Retour sur la stratégie du MoDem aux élections régionales

Ces élections régionales sont bien entendu un échec pour le MoDem.

Quelle stratégie alternative François Bayrou aurait-il pu mettre en oeuvre ?

- la non-participation aux élections - impossible pour un grand parti.

- la participation aux listes UMP/NC - impossible puisque le MoDem s'est justement construit à partir d'une rupture avec la droite (ce créneau est en outre déjà occupé par le Nouveau Centre).

- la participation aux listes Europe Écologie (stratégie de Corinne Lepage) - impossible car refus des Verts.

- la participation aux listes PS - impossible partout mais effectivement possible dans quelques régions où le président sortant du conseil régional était ouvert au centre (au moins Alsace, Pays-de-la-Loire, Poitou-Charentes, Rhône-Alpes).

- la participation en listes autonomes au premier tour - stratégie de François Bayrou mise en oeuvre.

 

La seule stratégie alternative pour le MoDem aurait donc été une stratégie à géométrie variable :

- listes autonomes dans une majorité de régions

- alliance avec le PS dans une minorité de régions

 

Cela posé, le MoDem aurait-il obtenu un meilleur score aux élections régionales ? Je ne le pense pas... même s'il aurait eu davantage d'élus (sur les listes PS). Mais je suis en revanche certain qu'on aurait alors attribué l'échec des listes autonomes à une stratégie illisible car à géométrie variable !

○ ○ ○ ○

## EXERCICE A
Recopiez tel quel, dans les enregistrements, le passage qui va de la ligne contenant "frame-option-half-body[interactable]: Half body" à la ligne contenant "segment-frame-label: Frame [2360, 135, 2409, 154]", ces deux lignes comprises.

Enregistrements d'éléments et de coordonnées
○ ○ ○ ○

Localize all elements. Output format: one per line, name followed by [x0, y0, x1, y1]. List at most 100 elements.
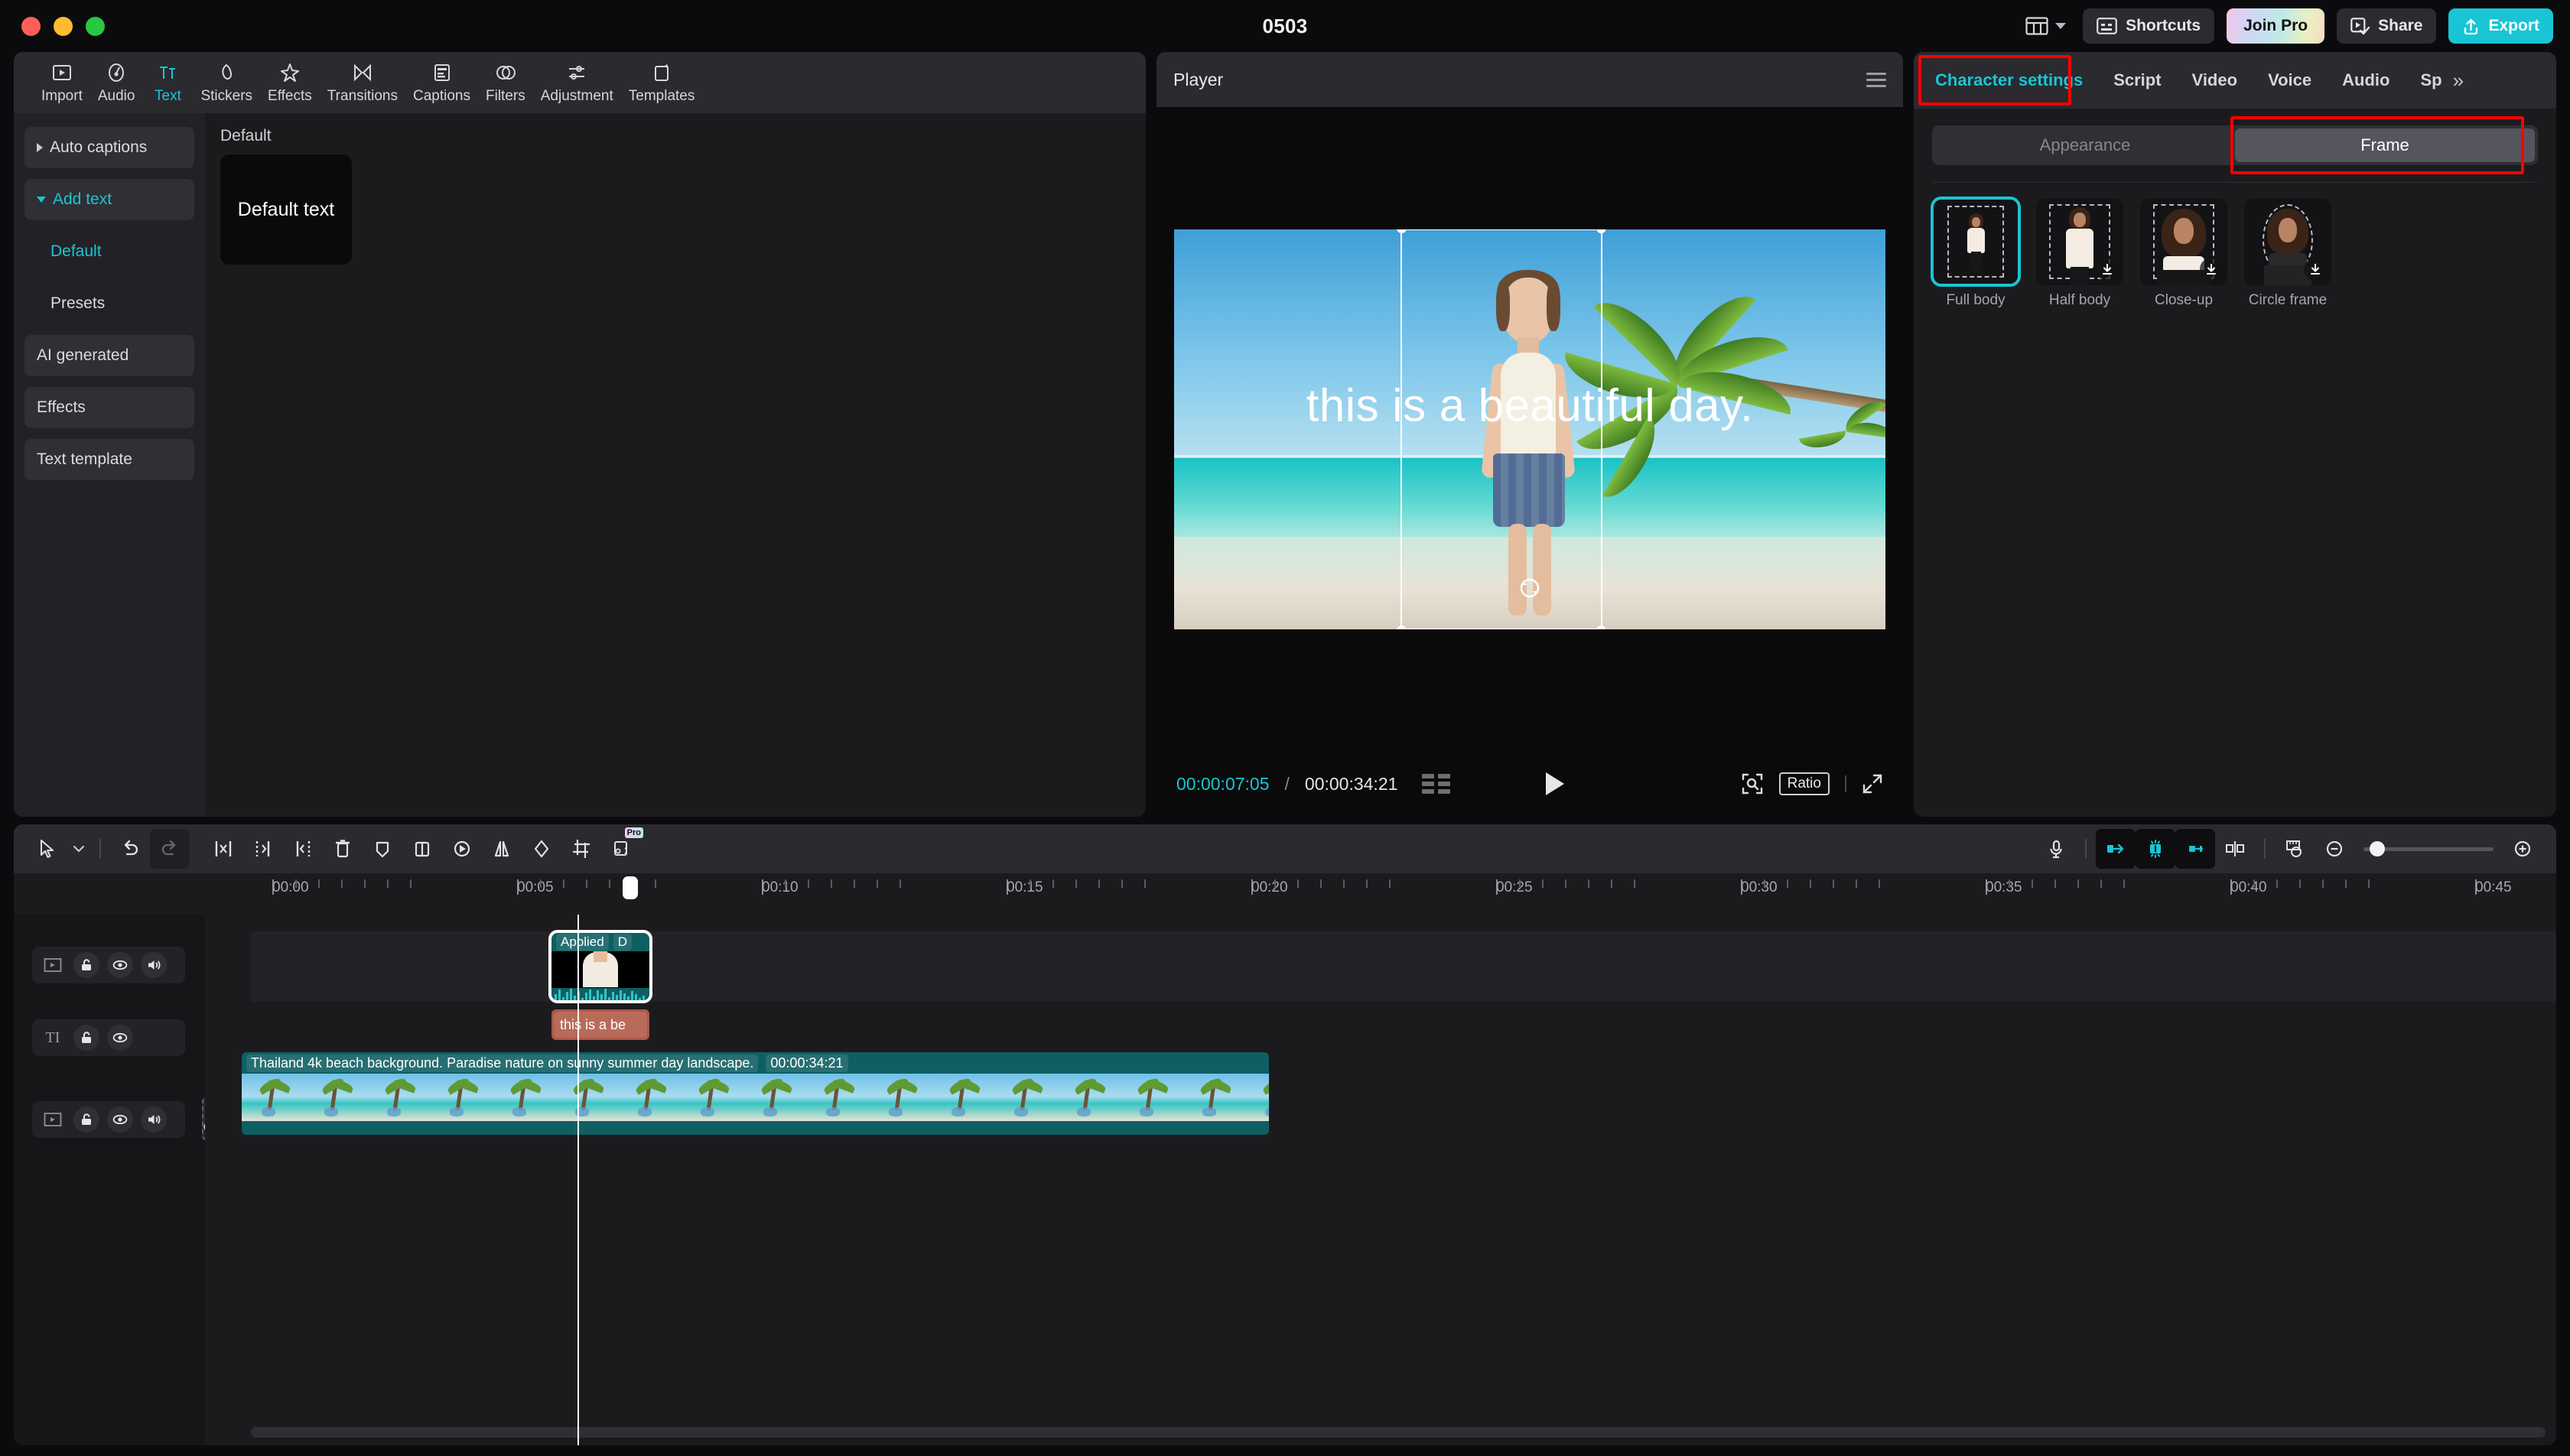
frame-option-half-body[interactable]: Half body [2036, 198, 2123, 309]
video-preview[interactable]: this is a beautiful day. [1174, 229, 1885, 629]
playhead[interactable] [577, 915, 579, 1445]
tab-character-settings[interactable]: Character settings [1920, 52, 2098, 109]
share-button[interactable]: Share [2337, 8, 2437, 44]
mode-import[interactable]: Import [34, 61, 90, 105]
timeline-ruler[interactable]: 00:00 00:05 00:10 00:15 00:20 00:25 00:3… [14, 873, 2556, 915]
mode-audio[interactable]: Audio [90, 61, 143, 105]
trim-both-icon[interactable] [203, 829, 243, 869]
sidebar-item-auto-captions[interactable]: Auto captions [24, 127, 194, 168]
mode-adjustment[interactable]: Adjustment [533, 61, 621, 105]
eye-icon[interactable] [107, 952, 133, 978]
timeline-horizontal-scrollbar[interactable] [251, 1427, 2546, 1438]
tab-video[interactable]: Video [2177, 52, 2253, 109]
export-button[interactable]: Export [2448, 8, 2553, 44]
segment-frame-label: Frame [2360, 135, 2409, 154]
sidebar-item-effects-label: Effects [37, 398, 86, 416]
speaker-icon[interactable] [141, 1107, 167, 1133]
clip-text[interactable]: this is a be [551, 1009, 649, 1040]
tab-speed[interactable]: Sp [2405, 52, 2442, 109]
select-dropdown-caret-icon[interactable] [67, 829, 90, 869]
mirror-icon[interactable] [482, 829, 522, 869]
zoom-slider[interactable] [2363, 840, 2494, 856]
tab-script[interactable]: Script [2098, 52, 2176, 109]
play-icon[interactable] [1546, 772, 1565, 795]
mask-icon[interactable] [522, 829, 561, 869]
shortcuts-button[interactable]: Shortcuts [2083, 8, 2215, 44]
eye-icon[interactable] [107, 1025, 133, 1051]
snapshot-icon[interactable] [1741, 772, 1764, 795]
divider [1932, 182, 2538, 183]
mode-templates[interactable]: Templates [621, 61, 703, 105]
record-voiceover-icon[interactable] [2036, 829, 2076, 869]
asset-card-default-text[interactable]: Default text [220, 154, 352, 265]
rotate-icon[interactable] [1517, 575, 1543, 601]
trim-start-icon[interactable] [243, 829, 283, 869]
resize-handle-bl[interactable] [1397, 625, 1407, 629]
speaker-icon[interactable] [141, 952, 167, 978]
split-view-icon[interactable] [2215, 829, 2255, 869]
sidebar-item-default[interactable]: Default [24, 231, 194, 272]
tab-voice[interactable]: Voice [2253, 52, 2327, 109]
frame-option-circle-frame[interactable]: Circle frame [2244, 198, 2331, 309]
mode-text[interactable]: Text [142, 61, 193, 105]
join-pro-button[interactable]: Join Pro [2227, 8, 2325, 44]
settings-body: Appearance Frame Full body Half body Clo… [1914, 109, 2556, 817]
tab-audio[interactable]: Audio [2327, 52, 2405, 109]
zoom-in-icon[interactable] [2503, 829, 2542, 869]
trim-end-icon[interactable] [283, 829, 323, 869]
mode-filters[interactable]: Filters [478, 61, 533, 105]
tracks-canvas[interactable]: Applied D this is a be Thailand 4k beach… [205, 915, 2556, 1445]
delete-icon[interactable] [323, 829, 363, 869]
auto-highlight-icon[interactable] [2136, 829, 2175, 869]
segment-frame[interactable]: Frame [2235, 128, 2535, 162]
frame-thumb-circle-frame[interactable] [2244, 198, 2331, 285]
fit-timeline-icon[interactable] [2275, 829, 2315, 869]
sidebar-item-presets[interactable]: Presets [24, 283, 194, 324]
clip-video-main[interactable]: Thailand 4k beach background. Paradise n… [242, 1052, 1269, 1135]
download-icon[interactable] [2096, 258, 2119, 281]
frame-option-close-up[interactable]: Close-up [2140, 198, 2227, 309]
crop-split-icon[interactable] [402, 829, 442, 869]
playhead-handle[interactable] [623, 876, 638, 899]
frame-option-full-body[interactable]: Full body [1931, 197, 2021, 309]
marker-icon[interactable] [363, 829, 402, 869]
frame-thumb-close-up[interactable] [2140, 198, 2227, 285]
mode-stickers[interactable]: Stickers [193, 61, 260, 105]
segment-appearance[interactable]: Appearance [1935, 128, 2235, 162]
sidebar-item-effects[interactable]: Effects [24, 387, 194, 428]
selection-box[interactable] [1397, 229, 1606, 629]
unlock-icon[interactable] [73, 952, 99, 978]
download-icon[interactable] [2304, 258, 2327, 281]
chevron-double-right-icon[interactable]: » [2442, 69, 2476, 93]
align-right-icon[interactable] [2175, 829, 2215, 869]
zoom-slider-knob[interactable] [2370, 840, 2385, 856]
clip-avatar[interactable]: Applied D [548, 930, 652, 1003]
sidebar-item-text-template[interactable]: Text template [24, 439, 194, 480]
fullscreen-icon[interactable] [1862, 773, 1883, 795]
mode-effects[interactable]: Effects [260, 61, 320, 105]
speed-icon[interactable] [442, 829, 482, 869]
hamburger-icon[interactable] [1866, 72, 1886, 87]
frame-thumb-half-body[interactable] [2036, 198, 2123, 285]
align-left-icon[interactable] [2096, 829, 2136, 869]
redo-icon[interactable] [150, 829, 190, 869]
timeline-tracks-area: TI Applied D this is a be Thailand 4k be… [14, 915, 2556, 1445]
zoom-out-icon[interactable] [2315, 829, 2354, 869]
unlock-icon[interactable] [73, 1025, 99, 1051]
mode-captions[interactable]: Captions [405, 61, 478, 105]
undo-icon[interactable] [110, 829, 150, 869]
ratio-button[interactable]: Ratio [1778, 772, 1830, 795]
crop-icon[interactable] [561, 829, 601, 869]
detach-audio-icon[interactable]: Pro [601, 827, 643, 869]
layout-switcher-button[interactable] [2021, 11, 2071, 41]
eye-icon[interactable] [107, 1107, 133, 1133]
sidebar-item-add-text[interactable]: Add text [24, 179, 194, 220]
select-tool-icon[interactable] [28, 829, 67, 869]
unlock-icon[interactable] [73, 1107, 99, 1133]
resize-handle-tl[interactable] [1397, 229, 1407, 233]
mode-transitions[interactable]: Transitions [320, 61, 405, 105]
download-icon[interactable] [2200, 258, 2223, 281]
grid-icon[interactable] [1422, 774, 1451, 794]
frame-thumb-full-body[interactable] [1931, 197, 2021, 287]
sidebar-item-ai-generated[interactable]: AI generated [24, 335, 194, 376]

○ ○ ○ ○

## EXERCICE B
Dans l'extrait, récrivez en deux phrases plus courtes le paragraphe qui commence par « Cela posé », sans perdre ses idées principales.

## RÉPONSE A
frame-option-half-body[interactable]: Half body [2036, 198, 2123, 309]
video-preview[interactable]: this is a beautiful day. [1174, 229, 1885, 629]
playhead[interactable] [577, 915, 579, 1445]
tab-character-settings[interactable]: Character settings [1920, 52, 2098, 109]
share-button[interactable]: Share [2337, 8, 2437, 44]
mode-import[interactable]: Import [34, 61, 90, 105]
timeline-ruler[interactable]: 00:00 00:05 00:10 00:15 00:20 00:25 00:3… [14, 873, 2556, 915]
mode-audio[interactable]: Audio [90, 61, 143, 105]
trim-both-icon[interactable] [203, 829, 243, 869]
sidebar-item-auto-captions[interactable]: Auto captions [24, 127, 194, 168]
mode-adjustment[interactable]: Adjustment [533, 61, 621, 105]
eye-icon[interactable] [107, 952, 133, 978]
timeline-horizontal-scrollbar[interactable] [251, 1427, 2546, 1438]
tab-video[interactable]: Video [2177, 52, 2253, 109]
export-button[interactable]: Export [2448, 8, 2553, 44]
segment-frame-label: Frame [2360, 135, 2409, 154]

## RÉPONSE B
L'auteur ne pense pas que le MoDem aurait fait un meilleur score aux régionales avec une stratégie à géométrie variable, même s'il aurait eu plus d'élus sur les listes PS. Il est en revanche certain que l'échec des listes autonomes aurait alors été attribué à une stratégie illisible.